§ Items from a dataset
☆ ☆ ☆ ☆

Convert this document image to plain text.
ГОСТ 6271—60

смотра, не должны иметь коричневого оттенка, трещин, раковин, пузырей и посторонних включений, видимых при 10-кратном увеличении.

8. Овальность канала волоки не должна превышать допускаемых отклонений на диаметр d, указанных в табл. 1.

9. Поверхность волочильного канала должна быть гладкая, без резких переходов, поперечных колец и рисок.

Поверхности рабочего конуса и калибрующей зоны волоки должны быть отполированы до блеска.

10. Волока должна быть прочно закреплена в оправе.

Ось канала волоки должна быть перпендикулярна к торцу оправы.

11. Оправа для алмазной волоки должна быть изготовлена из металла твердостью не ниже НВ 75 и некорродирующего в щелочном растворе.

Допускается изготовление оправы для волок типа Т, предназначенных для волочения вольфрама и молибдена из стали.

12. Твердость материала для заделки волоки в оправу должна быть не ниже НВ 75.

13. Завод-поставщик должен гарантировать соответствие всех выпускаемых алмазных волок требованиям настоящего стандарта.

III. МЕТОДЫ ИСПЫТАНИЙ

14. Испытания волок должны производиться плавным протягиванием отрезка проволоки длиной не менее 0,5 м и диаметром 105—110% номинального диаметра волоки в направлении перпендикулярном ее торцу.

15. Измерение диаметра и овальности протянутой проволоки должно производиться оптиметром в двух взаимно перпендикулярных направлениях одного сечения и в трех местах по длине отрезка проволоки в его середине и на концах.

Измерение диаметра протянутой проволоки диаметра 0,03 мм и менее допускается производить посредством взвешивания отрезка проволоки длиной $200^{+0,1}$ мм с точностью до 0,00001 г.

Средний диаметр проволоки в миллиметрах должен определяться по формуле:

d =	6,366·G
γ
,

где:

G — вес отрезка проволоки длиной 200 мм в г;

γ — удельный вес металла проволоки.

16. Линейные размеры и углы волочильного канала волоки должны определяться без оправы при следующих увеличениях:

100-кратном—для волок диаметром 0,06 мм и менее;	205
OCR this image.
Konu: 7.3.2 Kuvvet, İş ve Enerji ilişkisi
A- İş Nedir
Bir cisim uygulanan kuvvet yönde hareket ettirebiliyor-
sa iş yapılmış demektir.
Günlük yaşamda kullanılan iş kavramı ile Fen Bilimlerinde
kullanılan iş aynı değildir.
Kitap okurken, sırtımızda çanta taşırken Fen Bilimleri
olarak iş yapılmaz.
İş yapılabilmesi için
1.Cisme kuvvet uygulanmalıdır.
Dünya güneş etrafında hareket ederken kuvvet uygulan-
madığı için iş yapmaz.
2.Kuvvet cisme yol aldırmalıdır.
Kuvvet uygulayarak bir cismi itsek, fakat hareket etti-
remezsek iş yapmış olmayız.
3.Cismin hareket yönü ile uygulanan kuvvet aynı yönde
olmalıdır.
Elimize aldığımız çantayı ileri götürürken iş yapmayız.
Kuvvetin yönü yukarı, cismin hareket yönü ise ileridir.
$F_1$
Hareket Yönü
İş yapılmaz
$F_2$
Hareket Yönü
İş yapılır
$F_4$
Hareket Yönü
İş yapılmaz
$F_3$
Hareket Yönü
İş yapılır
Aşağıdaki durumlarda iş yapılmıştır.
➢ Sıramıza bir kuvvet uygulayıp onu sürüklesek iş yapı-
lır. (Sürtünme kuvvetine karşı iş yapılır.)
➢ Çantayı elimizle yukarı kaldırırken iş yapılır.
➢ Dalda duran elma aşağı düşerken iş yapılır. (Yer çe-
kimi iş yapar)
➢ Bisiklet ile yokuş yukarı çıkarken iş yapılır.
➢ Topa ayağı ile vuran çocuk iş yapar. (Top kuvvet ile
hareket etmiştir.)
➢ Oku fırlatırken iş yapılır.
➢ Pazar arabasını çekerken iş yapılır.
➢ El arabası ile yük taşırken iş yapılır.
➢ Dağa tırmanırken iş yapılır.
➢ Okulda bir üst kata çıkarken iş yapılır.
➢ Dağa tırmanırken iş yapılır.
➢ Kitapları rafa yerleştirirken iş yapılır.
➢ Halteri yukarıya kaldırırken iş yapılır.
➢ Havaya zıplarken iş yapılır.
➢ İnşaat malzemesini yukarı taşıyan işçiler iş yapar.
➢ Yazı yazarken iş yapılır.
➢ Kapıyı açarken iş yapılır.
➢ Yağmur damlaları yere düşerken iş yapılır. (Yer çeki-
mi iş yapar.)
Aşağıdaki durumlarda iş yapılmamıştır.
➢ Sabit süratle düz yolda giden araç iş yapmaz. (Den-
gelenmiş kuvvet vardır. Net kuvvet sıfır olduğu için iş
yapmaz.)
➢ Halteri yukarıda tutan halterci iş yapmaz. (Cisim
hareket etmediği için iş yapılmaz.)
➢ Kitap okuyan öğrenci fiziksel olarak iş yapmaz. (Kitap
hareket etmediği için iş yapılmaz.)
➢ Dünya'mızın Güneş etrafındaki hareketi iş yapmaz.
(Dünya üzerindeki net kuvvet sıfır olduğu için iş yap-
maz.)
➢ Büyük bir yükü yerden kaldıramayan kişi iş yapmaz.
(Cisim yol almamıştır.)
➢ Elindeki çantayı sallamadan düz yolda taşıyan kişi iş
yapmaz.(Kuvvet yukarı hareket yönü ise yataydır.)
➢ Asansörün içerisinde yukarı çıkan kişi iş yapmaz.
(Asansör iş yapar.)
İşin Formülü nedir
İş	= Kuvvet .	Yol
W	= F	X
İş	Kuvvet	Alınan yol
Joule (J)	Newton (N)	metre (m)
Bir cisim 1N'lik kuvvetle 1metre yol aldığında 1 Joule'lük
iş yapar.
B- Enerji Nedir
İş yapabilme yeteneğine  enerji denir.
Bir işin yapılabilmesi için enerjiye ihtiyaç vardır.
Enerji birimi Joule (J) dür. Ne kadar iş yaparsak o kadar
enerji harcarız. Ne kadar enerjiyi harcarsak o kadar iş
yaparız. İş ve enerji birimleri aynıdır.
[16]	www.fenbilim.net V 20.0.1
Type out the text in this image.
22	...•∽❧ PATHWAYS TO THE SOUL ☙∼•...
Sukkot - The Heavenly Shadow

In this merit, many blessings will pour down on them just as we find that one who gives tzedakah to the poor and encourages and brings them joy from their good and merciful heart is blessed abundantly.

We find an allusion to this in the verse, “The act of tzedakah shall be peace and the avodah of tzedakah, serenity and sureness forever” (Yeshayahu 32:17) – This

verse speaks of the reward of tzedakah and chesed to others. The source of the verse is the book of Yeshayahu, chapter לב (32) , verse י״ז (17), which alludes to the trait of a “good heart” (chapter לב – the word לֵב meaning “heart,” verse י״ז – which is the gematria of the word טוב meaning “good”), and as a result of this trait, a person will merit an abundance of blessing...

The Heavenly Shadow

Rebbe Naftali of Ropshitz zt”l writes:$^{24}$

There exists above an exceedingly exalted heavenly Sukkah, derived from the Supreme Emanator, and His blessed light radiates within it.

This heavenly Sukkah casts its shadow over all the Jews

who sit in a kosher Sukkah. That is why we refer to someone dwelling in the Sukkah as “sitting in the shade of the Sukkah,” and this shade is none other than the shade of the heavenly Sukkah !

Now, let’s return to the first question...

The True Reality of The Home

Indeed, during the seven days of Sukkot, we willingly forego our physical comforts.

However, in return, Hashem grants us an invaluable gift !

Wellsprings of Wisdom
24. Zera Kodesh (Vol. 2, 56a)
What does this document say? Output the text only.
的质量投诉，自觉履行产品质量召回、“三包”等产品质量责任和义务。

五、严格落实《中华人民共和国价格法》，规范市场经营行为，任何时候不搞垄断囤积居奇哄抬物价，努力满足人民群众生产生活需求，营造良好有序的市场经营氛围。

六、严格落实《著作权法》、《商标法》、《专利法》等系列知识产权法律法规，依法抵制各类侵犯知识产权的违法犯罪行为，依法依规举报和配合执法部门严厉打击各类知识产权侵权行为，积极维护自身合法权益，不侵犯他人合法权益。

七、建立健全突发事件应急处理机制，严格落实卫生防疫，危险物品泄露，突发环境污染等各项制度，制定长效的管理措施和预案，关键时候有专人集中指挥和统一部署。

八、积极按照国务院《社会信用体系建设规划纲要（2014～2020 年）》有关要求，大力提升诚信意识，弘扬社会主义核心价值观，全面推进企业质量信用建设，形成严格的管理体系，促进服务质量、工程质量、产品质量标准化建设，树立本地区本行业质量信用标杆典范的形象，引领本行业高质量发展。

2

☆ ☆ ☆ ☆

Where a line holds "Aşağıdaki", copy that line.

Aşağıdaki durumlarda iş yapılmıştır.
Aşağıdaki durumlarda iş yapılmamıştır.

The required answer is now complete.